*What to do*:
Please pull out every line that includes the string "durch".
>> start Given records
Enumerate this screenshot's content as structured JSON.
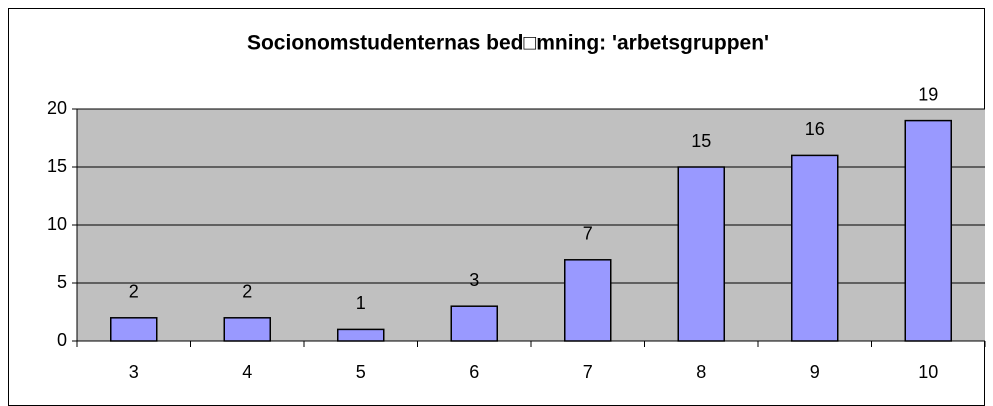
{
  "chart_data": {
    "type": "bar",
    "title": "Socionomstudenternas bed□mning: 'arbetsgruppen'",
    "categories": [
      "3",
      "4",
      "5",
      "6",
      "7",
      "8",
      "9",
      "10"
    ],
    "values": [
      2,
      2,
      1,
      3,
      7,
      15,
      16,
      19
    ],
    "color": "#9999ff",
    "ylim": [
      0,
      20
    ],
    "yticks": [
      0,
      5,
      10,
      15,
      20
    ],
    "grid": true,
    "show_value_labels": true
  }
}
>> end Given records
>> start Given records
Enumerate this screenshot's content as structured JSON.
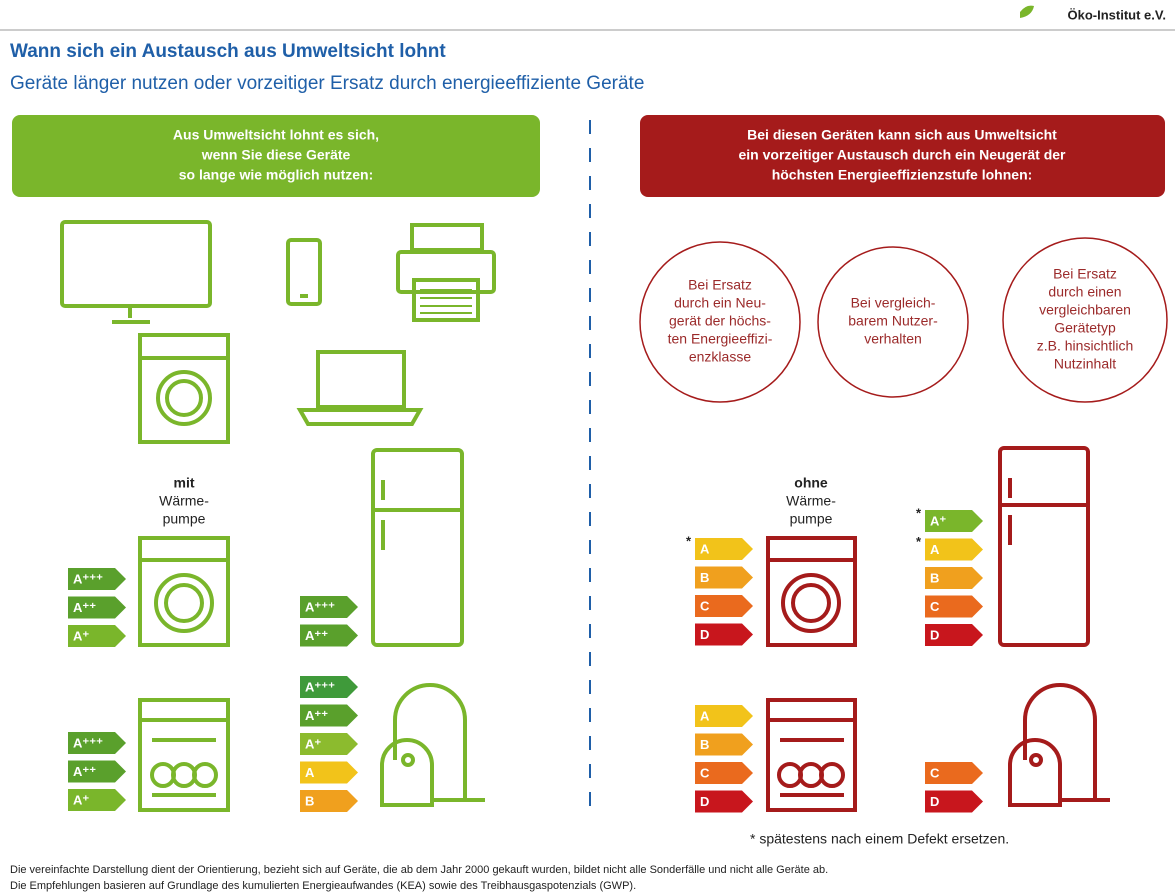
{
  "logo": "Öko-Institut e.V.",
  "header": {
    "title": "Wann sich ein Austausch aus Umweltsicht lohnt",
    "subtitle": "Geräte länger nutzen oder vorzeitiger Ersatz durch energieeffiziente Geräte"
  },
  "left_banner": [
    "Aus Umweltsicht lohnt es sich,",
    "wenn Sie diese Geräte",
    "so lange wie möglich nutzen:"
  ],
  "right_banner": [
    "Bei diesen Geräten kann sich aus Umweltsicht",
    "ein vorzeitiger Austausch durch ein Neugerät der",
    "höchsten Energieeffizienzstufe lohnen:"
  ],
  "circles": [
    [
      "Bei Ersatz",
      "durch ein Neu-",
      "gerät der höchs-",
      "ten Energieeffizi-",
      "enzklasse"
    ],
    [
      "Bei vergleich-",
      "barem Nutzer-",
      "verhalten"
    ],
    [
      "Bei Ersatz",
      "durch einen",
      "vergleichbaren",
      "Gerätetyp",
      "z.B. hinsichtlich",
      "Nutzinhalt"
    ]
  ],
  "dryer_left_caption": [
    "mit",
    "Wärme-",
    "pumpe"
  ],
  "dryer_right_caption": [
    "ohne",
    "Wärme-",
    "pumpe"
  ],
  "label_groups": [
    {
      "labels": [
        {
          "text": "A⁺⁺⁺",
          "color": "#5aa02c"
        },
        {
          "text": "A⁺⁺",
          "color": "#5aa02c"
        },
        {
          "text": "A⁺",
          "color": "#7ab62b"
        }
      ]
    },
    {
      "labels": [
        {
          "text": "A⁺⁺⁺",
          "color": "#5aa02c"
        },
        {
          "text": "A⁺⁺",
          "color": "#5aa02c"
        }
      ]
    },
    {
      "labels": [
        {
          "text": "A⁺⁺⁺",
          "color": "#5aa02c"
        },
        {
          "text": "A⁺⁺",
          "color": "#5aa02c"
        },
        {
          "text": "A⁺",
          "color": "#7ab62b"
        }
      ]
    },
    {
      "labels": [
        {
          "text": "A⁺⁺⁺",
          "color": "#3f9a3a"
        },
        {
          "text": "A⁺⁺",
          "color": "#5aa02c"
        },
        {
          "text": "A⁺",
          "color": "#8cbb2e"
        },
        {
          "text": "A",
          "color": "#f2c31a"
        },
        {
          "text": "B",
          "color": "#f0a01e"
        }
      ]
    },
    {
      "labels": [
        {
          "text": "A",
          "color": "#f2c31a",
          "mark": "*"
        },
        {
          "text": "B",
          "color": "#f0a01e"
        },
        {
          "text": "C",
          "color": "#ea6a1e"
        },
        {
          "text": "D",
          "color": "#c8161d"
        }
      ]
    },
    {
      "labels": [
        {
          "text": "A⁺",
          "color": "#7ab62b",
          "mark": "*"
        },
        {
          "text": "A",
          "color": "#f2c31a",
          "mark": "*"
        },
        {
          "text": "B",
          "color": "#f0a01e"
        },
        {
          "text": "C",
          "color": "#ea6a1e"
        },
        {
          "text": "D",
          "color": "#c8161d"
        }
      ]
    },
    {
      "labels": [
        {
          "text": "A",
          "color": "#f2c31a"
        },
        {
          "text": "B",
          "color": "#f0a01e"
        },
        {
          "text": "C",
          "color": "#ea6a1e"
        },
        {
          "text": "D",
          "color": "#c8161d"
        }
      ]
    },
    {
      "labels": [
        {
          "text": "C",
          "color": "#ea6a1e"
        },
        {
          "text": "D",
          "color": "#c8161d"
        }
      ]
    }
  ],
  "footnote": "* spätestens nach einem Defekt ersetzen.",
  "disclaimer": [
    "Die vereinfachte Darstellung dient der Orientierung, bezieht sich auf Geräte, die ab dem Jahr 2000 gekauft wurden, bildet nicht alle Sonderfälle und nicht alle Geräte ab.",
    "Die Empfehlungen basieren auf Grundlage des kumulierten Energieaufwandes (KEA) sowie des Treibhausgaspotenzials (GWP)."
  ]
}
>> end Given records
*Exercise solution*:
    "subtitle": "Geräte länger nutzen oder vorzeitiger Ersatz durch energieeffiziente Geräte"
    "ein vorzeitiger Austausch durch ein Neugerät der",
      "durch ein Neu-",
      "durch einen",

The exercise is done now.